— START OF Source data —
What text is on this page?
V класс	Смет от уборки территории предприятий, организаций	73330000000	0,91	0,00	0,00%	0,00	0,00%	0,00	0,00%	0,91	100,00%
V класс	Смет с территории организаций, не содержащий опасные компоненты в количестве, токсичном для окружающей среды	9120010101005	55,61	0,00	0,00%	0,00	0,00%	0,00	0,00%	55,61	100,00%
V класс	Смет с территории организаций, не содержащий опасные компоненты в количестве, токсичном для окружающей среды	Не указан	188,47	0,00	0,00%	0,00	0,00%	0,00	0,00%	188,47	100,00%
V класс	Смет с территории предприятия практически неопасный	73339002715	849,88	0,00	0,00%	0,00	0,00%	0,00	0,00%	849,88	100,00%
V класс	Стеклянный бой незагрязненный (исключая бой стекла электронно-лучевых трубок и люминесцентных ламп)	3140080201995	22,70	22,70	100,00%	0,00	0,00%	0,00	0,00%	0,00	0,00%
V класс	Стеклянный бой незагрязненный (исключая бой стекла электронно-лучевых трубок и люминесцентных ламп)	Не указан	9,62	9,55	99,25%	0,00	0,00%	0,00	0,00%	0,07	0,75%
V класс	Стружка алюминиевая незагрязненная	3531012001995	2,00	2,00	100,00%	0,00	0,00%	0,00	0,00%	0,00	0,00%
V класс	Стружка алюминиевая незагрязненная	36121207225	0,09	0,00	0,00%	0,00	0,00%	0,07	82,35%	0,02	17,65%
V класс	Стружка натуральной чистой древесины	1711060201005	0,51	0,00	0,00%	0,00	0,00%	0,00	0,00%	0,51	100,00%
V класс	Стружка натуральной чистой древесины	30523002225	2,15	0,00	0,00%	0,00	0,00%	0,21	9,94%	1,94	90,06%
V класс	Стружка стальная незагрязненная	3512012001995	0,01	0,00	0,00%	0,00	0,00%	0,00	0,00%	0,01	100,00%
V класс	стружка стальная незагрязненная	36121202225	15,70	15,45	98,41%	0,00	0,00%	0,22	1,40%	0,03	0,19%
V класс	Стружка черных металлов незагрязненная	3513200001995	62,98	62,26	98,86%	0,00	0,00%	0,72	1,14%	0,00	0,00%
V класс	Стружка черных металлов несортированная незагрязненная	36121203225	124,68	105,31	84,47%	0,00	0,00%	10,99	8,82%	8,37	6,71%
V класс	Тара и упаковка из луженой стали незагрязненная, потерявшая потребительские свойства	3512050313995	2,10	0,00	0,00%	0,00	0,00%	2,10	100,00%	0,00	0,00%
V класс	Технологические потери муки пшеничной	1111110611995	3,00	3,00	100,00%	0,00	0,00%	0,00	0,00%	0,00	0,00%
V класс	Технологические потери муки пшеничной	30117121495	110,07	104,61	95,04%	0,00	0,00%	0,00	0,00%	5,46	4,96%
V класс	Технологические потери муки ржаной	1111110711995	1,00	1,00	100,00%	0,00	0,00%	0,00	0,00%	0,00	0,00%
— END OF Source data —
Task instructions ::
Send back each record exactly as it stands.

Problem solution ::
What text is on this page?
V класс	Смет от уборки территории предприятий, организаций	73330000000	0,91	0,00	0,00%	0,00	0,00%	0,00	0,00%	0,91	100,00%
V класс	Смет с территории организаций, не содержащий опасные компоненты в количестве, токсичном для окружающей среды	9120010101005	55,61	0,00	0,00%	0,00	0,00%	0,00	0,00%	55,61	100,00%
V класс	Смет с территории организаций, не содержащий опасные компоненты в количестве, токсичном для окружающей среды	Не указан	188,47	0,00	0,00%	0,00	0,00%	0,00	0,00%	188,47	100,00%
V класс	Смет с территории предприятия практически неопасный	73339002715	849,88	0,00	0,00%	0,00	0,00%	0,00	0,00%	849,88	100,00%
V класс	Стеклянный бой незагрязненный (исключая бой стекла электронно-лучевых трубок и люминесцентных ламп)	3140080201995	22,70	22,70	100,00%	0,00	0,00%	0,00	0,00%	0,00	0,00%
V класс	Стеклянный бой незагрязненный (исключая бой стекла электронно-лучевых трубок и люминесцентных ламп)	Не указан	9,62	9,55	99,25%	0,00	0,00%	0,00	0,00%	0,07	0,75%
V класс	Стружка алюминиевая незагрязненная	3531012001995	2,00	2,00	100,00%	0,00	0,00%	0,00	0,00%	0,00	0,00%
V класс	Стружка алюминиевая незагрязненная	36121207225	0,09	0,00	0,00%	0,00	0,00%	0,07	82,35%	0,02	17,65%
V класс	Стружка натуральной чистой древесины	1711060201005	0,51	0,00	0,00%	0,00	0,00%	0,00	0,00%	0,51	100,00%
V класс	Стружка натуральной чистой древесины	30523002225	2,15	0,00	0,00%	0,00	0,00%	0,21	9,94%	1,94	90,06%
V класс	Стружка стальная незагрязненная	3512012001995	0,01	0,00	0,00%	0,00	0,00%	0,00	0,00%	0,01	100,00%
V класс	стружка стальная незагрязненная	36121202225	15,70	15,45	98,41%	0,00	0,00%	0,22	1,40%	0,03	0,19%
V класс	Стружка черных металлов незагрязненная	3513200001995	62,98	62,26	98,86%	0,00	0,00%	0,72	1,14%	0,00	0,00%
V класс	Стружка черных металлов несортированная незагрязненная	36121203225	124,68	105,31	84,47%	0,00	0,00%	10,99	8,82%	8,37	6,71%
V класс	Тара и упаковка из луженой стали незагрязненная, потерявшая потребительские свойства	3512050313995	2,10	0,00	0,00%	0,00	0,00%	2,10	100,00%	0,00	0,00%
V класс	Технологические потери муки пшеничной	1111110611995	3,00	3,00	100,00%	0,00	0,00%	0,00	0,00%	0,00	0,00%
V класс	Технологические потери муки пшеничной	30117121495	110,07	104,61	95,04%	0,00	0,00%	0,00	0,00%	5,46	4,96%
V класс	Технологические потери муки ржаной	1111110711995	1,00	1,00	100,00%	0,00	0,00%	0,00	0,00%	0,00	0,00%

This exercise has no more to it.